◆ **Exercise task**
In the records below, reproduce exactly the lines from the one containing "Parse this screenshot: output" through the one containing "Output a JSON", both included, and omit the pictures.

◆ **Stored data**
#####
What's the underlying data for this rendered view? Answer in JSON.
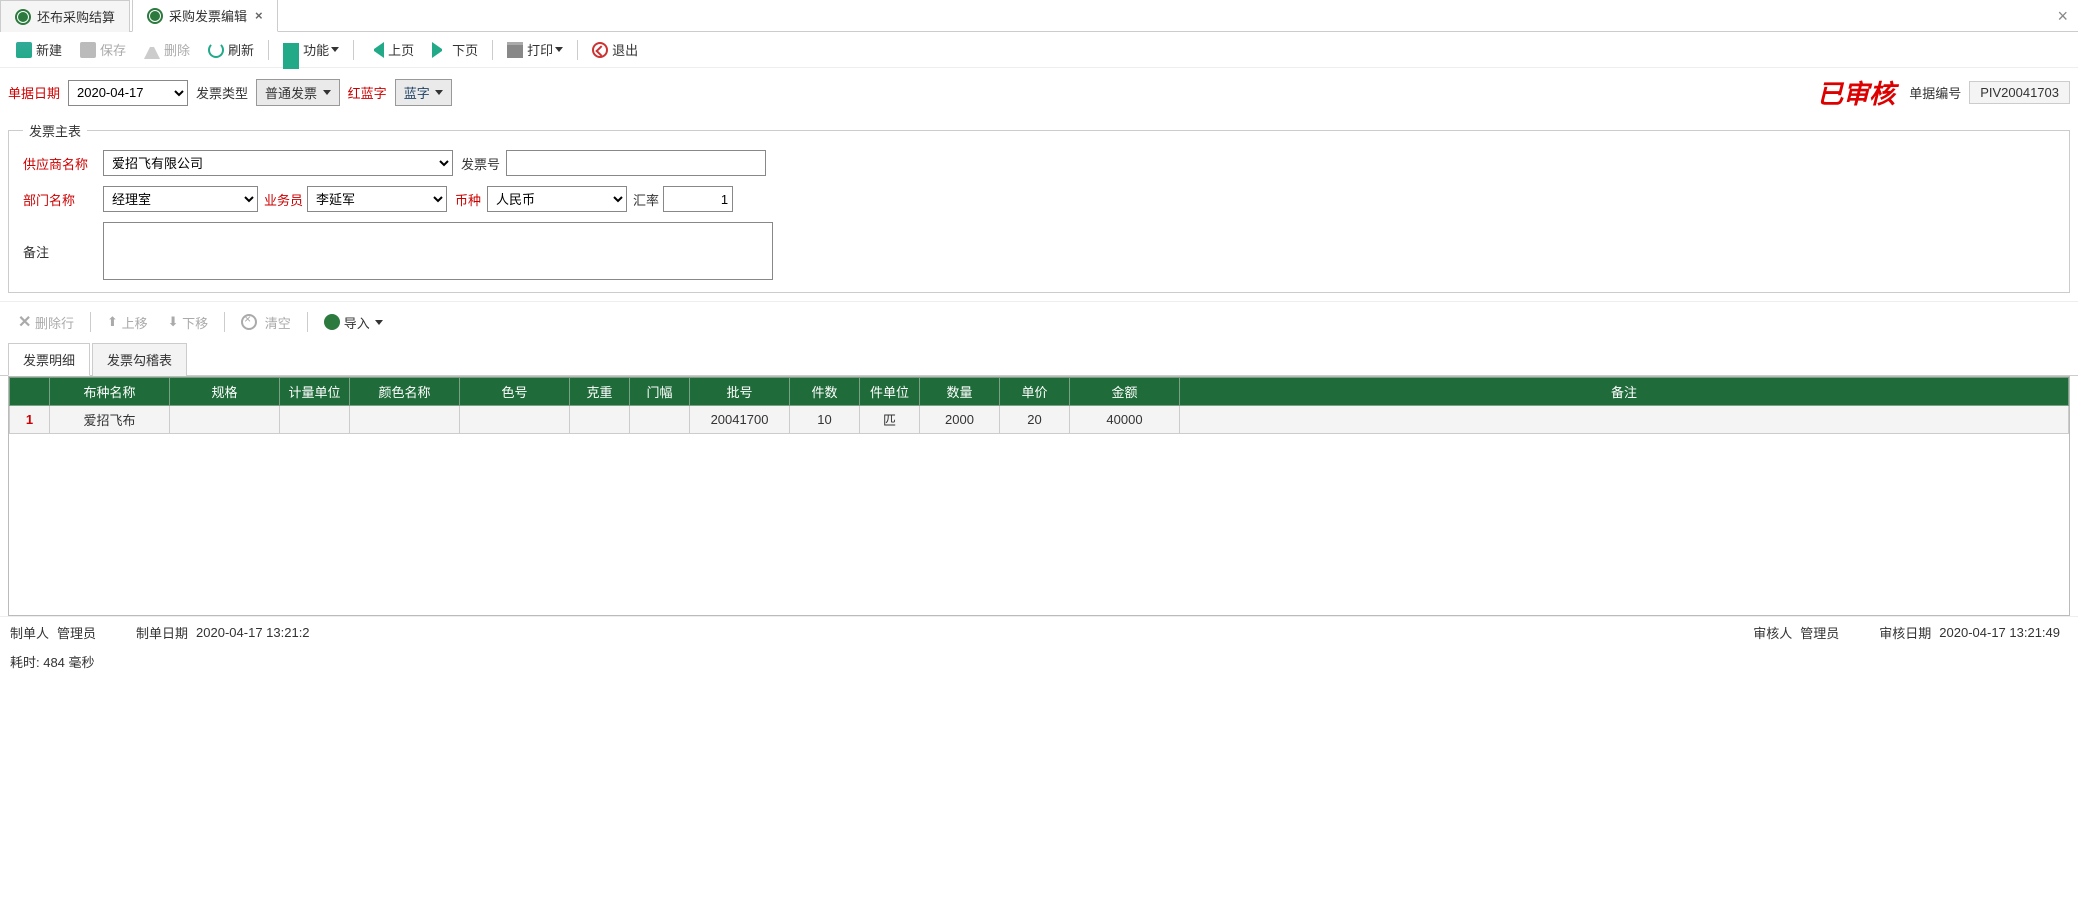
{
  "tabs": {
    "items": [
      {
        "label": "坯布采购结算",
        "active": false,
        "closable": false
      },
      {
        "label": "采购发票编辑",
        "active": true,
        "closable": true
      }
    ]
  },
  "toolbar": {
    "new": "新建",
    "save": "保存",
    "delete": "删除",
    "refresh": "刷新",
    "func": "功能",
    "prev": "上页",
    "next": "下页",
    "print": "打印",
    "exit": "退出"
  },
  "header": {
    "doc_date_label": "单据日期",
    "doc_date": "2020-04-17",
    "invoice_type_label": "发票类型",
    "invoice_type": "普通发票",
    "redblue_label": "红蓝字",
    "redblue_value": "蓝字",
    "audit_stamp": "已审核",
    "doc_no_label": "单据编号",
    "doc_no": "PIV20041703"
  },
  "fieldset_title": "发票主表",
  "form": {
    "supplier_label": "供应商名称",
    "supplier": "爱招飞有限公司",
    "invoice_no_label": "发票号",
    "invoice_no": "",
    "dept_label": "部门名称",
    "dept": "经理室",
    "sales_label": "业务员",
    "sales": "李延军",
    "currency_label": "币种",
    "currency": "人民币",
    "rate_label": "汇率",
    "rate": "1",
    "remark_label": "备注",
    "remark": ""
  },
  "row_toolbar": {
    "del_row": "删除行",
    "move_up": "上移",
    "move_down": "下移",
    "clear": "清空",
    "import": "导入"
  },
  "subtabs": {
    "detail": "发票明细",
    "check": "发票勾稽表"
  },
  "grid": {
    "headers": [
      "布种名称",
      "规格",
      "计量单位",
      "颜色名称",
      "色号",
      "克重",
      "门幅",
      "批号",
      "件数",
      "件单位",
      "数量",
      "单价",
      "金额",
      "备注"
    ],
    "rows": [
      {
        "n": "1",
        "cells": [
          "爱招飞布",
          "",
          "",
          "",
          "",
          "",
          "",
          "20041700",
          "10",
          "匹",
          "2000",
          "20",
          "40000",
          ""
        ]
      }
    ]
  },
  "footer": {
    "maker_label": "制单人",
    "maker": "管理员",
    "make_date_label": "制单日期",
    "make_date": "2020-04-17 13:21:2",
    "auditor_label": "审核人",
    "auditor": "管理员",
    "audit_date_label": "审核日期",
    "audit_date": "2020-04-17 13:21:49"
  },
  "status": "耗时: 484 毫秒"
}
#####
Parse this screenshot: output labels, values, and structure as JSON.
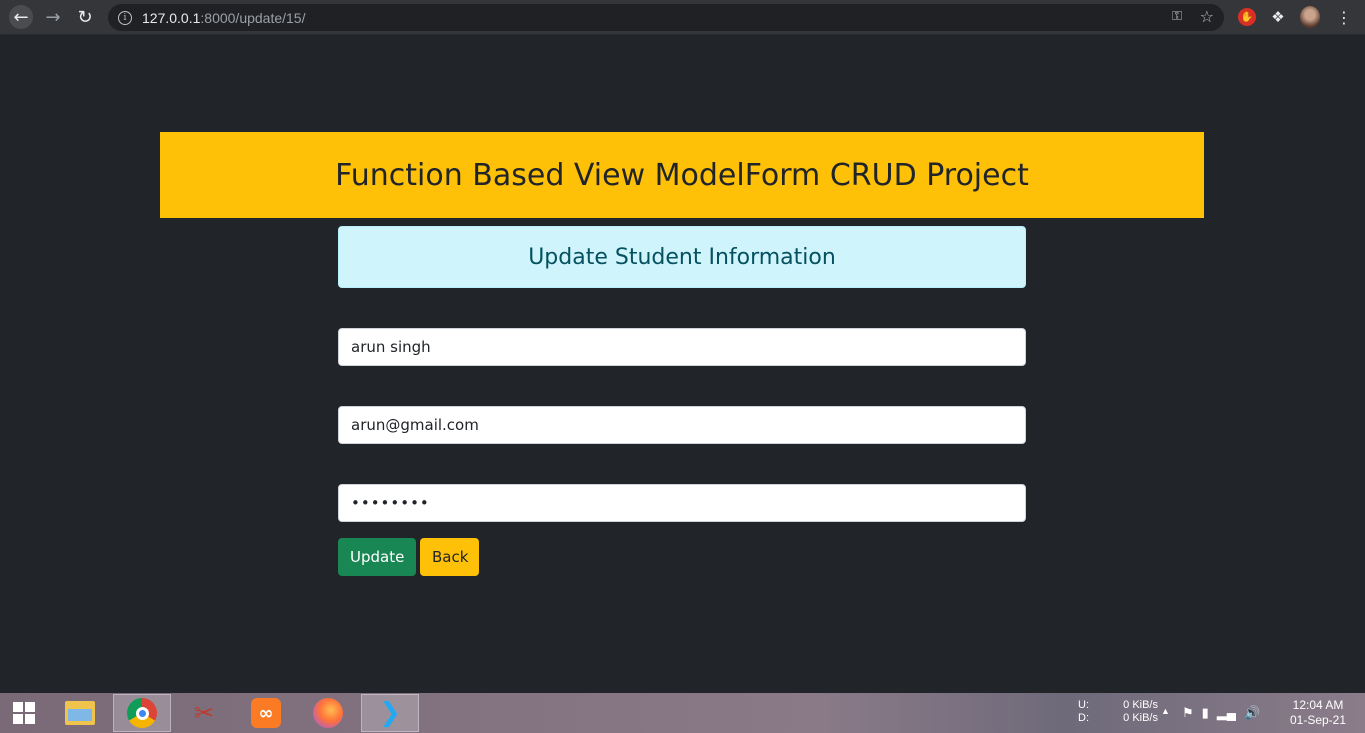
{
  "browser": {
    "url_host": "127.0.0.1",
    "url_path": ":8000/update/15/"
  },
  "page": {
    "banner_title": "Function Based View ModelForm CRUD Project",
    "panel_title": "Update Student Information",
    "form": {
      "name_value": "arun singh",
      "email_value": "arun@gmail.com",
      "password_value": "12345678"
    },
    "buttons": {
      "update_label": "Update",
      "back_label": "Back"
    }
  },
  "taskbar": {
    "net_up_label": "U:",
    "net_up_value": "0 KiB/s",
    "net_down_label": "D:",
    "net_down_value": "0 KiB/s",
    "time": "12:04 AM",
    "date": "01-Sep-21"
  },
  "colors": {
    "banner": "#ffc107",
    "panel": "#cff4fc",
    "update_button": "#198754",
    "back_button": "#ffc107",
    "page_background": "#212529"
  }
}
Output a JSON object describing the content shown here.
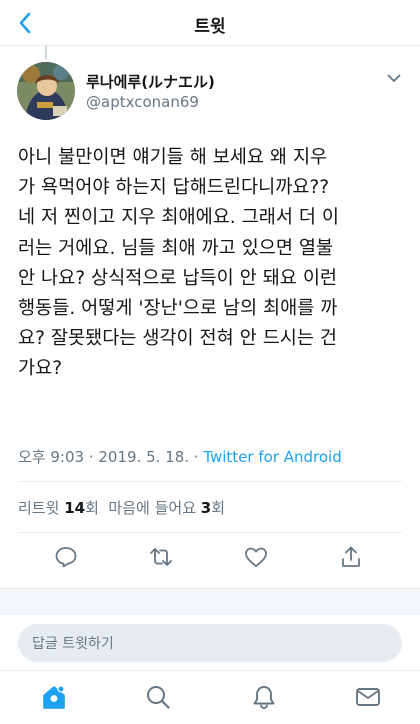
#####
◆ **Task output**
Parse this screenshot: output labels, values, and structure as JSON.
{
  "browser": {
    "url_host": "127.0.0.1",
    "url_path": ":8000/update/15/"
  },
  "page": {
    "banner_title": "Function Based View ModelForm CRUD Project",
    "panel_title": "Update Student Information",
    "form": {
      "name_value": "arun singh",
      "email_value": "arun@gmail.com",
      "password_value": "12345678"
    },
    "buttons": {
      "update_label": "Update",
      "back_label": "Back"
    }
  },
  "taskbar": {
    "net_up_label": "U:",
    "net_up_value": "0 KiB/s",
    "net_down_label": "D:",
    "net_down_value": "0 KiB/s",
    "time": "12:04 AM",
    "date": "01-Sep-21"
  },
  "colors": {
    "banner": "#ffc107",
    "panel": "#cff4fc",
    "update_button": "#198754",
    "back_button": "#ffc107",
    "page_background": "#212529"
  }
}
Output a JSON object describing the content shown here.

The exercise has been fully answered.